▸ **What to work on**: Work through the data below line by line and say how many lines hold "Увеличение"; give only the number.

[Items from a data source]
== == ==
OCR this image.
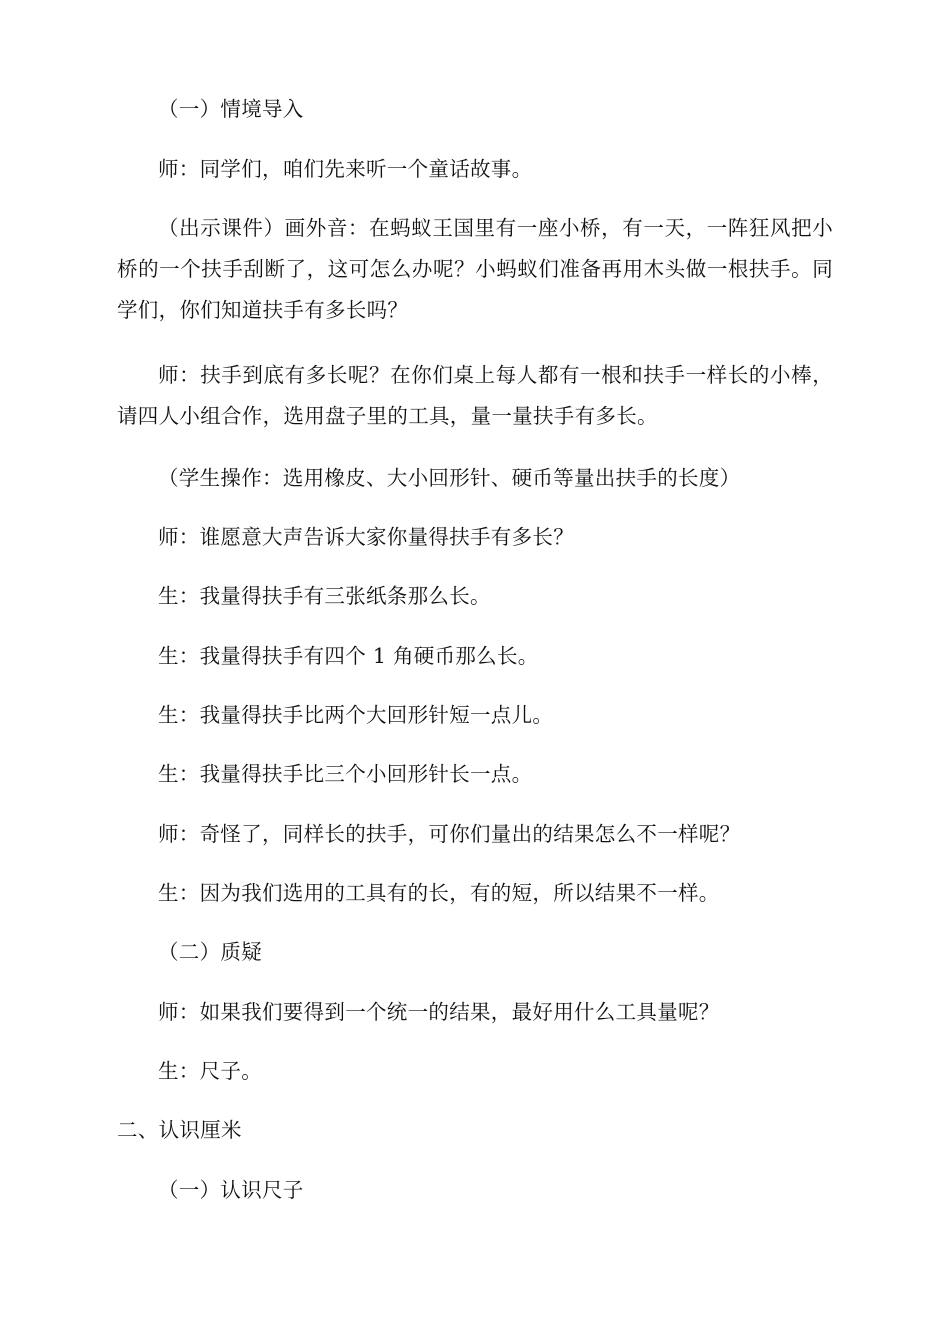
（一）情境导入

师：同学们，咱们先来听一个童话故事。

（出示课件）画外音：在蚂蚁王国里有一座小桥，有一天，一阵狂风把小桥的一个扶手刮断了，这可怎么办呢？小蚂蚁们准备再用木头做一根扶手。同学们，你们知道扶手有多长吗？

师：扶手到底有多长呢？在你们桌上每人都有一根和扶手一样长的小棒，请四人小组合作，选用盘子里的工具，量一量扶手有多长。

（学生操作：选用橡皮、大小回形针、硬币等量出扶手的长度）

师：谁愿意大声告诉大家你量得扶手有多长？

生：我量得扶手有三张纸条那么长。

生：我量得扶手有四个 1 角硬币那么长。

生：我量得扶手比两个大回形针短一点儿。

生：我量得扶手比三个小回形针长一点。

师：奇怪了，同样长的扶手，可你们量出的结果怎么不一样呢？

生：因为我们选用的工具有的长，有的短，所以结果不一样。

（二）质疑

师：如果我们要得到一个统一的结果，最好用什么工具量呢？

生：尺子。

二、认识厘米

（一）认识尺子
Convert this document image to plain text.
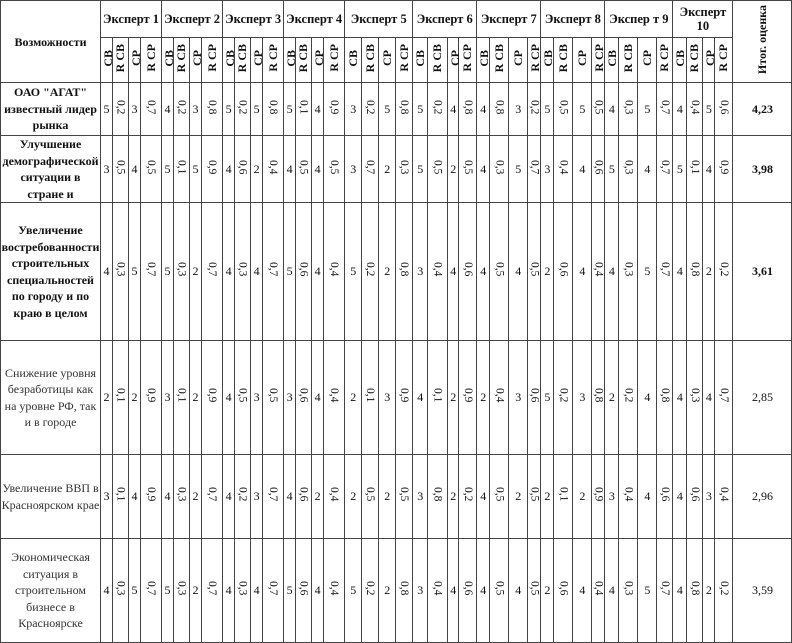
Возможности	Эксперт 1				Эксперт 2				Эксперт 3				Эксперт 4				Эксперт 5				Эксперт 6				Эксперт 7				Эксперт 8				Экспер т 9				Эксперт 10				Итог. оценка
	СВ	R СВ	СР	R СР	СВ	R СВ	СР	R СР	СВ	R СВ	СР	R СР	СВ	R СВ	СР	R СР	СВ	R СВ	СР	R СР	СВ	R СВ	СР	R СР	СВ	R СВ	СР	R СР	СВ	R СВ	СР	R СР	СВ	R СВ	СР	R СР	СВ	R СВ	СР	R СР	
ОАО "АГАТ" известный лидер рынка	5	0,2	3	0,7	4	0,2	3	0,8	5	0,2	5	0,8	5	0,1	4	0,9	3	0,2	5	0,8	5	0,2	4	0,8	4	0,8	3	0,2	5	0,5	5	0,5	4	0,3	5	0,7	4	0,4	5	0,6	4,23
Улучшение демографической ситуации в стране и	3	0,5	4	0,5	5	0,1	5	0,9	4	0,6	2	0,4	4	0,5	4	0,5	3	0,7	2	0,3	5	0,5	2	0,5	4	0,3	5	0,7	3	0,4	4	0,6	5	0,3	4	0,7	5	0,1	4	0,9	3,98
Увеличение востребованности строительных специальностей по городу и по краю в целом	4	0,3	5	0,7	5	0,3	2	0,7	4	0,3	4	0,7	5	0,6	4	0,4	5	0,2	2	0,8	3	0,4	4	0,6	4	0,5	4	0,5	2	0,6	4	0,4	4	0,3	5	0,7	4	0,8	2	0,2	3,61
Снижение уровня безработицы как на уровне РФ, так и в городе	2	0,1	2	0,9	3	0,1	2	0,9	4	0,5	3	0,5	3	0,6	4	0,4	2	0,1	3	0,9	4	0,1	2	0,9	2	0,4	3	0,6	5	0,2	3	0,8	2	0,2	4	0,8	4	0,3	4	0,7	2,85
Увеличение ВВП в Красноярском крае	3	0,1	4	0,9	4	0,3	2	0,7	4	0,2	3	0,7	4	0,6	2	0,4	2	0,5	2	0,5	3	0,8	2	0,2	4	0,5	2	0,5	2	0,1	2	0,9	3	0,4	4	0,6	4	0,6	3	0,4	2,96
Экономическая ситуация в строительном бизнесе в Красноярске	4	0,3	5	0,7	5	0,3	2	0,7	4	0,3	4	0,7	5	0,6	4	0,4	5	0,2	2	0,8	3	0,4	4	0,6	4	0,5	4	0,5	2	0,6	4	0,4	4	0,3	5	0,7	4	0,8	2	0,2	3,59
== == ==
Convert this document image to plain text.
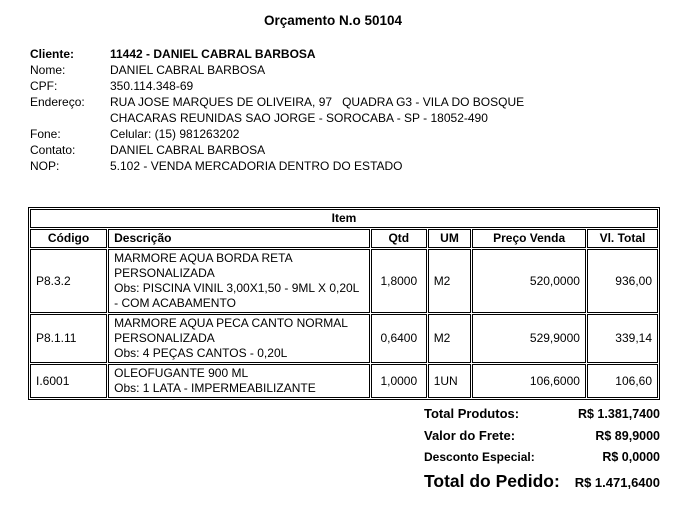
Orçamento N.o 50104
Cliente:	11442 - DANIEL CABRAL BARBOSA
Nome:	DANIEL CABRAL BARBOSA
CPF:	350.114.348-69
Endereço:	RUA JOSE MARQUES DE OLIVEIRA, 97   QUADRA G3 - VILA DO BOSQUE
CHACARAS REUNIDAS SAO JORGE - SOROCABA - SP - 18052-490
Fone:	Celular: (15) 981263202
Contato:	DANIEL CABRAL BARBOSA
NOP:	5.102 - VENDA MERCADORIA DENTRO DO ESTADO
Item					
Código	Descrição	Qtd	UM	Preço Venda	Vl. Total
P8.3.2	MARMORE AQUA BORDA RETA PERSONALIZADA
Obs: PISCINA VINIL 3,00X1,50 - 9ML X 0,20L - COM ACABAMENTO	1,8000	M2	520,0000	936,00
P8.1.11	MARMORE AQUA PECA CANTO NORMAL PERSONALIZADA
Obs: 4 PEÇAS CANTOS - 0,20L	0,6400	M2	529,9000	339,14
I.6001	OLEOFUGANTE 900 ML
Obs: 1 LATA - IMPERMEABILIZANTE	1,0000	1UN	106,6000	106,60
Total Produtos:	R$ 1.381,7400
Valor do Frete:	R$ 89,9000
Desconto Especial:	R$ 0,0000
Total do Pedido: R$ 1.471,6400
== == ==
▸ **Task result**: 2